**Work to complete**
Find every line of the listing below where "Athletics" appears, and copy it.

**Data listing**
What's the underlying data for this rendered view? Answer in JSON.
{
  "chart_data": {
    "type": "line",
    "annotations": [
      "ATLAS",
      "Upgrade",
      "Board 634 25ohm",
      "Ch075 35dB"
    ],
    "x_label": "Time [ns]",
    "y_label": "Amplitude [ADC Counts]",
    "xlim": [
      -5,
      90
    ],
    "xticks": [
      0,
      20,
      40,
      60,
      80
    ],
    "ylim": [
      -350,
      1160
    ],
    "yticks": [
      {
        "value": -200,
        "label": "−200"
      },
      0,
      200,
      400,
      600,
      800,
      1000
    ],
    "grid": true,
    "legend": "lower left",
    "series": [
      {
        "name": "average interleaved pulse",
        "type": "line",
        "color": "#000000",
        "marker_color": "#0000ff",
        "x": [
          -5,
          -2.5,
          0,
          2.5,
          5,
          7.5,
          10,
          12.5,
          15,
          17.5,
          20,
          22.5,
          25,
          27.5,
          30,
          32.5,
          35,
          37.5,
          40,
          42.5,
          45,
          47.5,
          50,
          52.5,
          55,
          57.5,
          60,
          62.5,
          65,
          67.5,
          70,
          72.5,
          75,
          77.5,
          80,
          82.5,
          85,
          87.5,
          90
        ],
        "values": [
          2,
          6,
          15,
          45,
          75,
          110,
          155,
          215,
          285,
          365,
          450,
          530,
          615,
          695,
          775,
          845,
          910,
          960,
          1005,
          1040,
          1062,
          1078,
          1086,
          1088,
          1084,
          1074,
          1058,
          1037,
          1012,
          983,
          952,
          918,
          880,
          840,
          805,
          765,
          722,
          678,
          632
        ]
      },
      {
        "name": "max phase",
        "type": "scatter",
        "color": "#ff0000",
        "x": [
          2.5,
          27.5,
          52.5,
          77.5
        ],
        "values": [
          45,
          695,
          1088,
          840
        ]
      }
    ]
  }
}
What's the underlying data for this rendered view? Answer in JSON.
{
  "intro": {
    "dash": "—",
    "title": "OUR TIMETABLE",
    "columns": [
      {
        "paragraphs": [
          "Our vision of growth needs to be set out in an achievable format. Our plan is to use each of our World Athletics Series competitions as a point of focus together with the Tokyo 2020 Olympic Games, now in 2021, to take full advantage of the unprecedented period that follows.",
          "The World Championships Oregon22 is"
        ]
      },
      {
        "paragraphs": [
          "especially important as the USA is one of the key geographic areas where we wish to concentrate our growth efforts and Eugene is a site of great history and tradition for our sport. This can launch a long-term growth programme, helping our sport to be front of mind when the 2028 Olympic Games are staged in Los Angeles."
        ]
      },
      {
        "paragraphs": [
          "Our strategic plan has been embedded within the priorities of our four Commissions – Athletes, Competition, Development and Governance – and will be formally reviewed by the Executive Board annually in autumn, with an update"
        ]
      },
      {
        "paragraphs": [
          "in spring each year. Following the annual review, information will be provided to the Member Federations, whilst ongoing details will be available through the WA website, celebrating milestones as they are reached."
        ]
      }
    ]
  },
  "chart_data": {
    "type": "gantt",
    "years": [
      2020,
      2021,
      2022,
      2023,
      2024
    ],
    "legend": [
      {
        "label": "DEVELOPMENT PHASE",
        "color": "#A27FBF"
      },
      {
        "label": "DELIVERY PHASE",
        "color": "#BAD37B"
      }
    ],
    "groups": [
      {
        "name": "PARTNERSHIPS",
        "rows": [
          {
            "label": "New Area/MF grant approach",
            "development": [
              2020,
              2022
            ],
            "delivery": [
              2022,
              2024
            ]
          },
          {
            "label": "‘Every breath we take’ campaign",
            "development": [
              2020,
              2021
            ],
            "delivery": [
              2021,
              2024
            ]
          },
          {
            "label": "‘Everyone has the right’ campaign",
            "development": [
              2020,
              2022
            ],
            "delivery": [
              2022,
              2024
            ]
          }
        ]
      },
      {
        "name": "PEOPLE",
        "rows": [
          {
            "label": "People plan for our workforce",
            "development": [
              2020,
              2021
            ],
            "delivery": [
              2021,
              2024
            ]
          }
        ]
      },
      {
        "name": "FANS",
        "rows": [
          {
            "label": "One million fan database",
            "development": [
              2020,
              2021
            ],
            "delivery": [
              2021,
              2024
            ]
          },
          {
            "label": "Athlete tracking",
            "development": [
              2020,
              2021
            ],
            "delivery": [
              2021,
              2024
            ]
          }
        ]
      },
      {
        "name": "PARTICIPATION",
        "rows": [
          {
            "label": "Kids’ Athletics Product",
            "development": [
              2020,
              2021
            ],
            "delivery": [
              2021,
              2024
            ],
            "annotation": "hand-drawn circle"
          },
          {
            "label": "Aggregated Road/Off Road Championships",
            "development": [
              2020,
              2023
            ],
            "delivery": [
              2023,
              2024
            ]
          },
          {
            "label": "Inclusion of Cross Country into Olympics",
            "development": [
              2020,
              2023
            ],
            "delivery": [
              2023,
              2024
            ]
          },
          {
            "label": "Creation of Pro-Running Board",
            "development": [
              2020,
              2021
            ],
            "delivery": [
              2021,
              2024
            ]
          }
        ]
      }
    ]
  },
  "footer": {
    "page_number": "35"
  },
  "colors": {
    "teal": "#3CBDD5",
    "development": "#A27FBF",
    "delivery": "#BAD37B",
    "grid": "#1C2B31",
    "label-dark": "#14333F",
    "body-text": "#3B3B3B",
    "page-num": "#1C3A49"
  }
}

**Full answer**
          "Our vision of growth needs to be set out in an achievable format. Our plan is to use each of our World Athletics Series competitions as a point of focus together with the Tokyo 2020 Olympic Games, now in 2021, to take full advantage of the unprecedented period that follows.",
            "label": "Kids’ Athletics Product",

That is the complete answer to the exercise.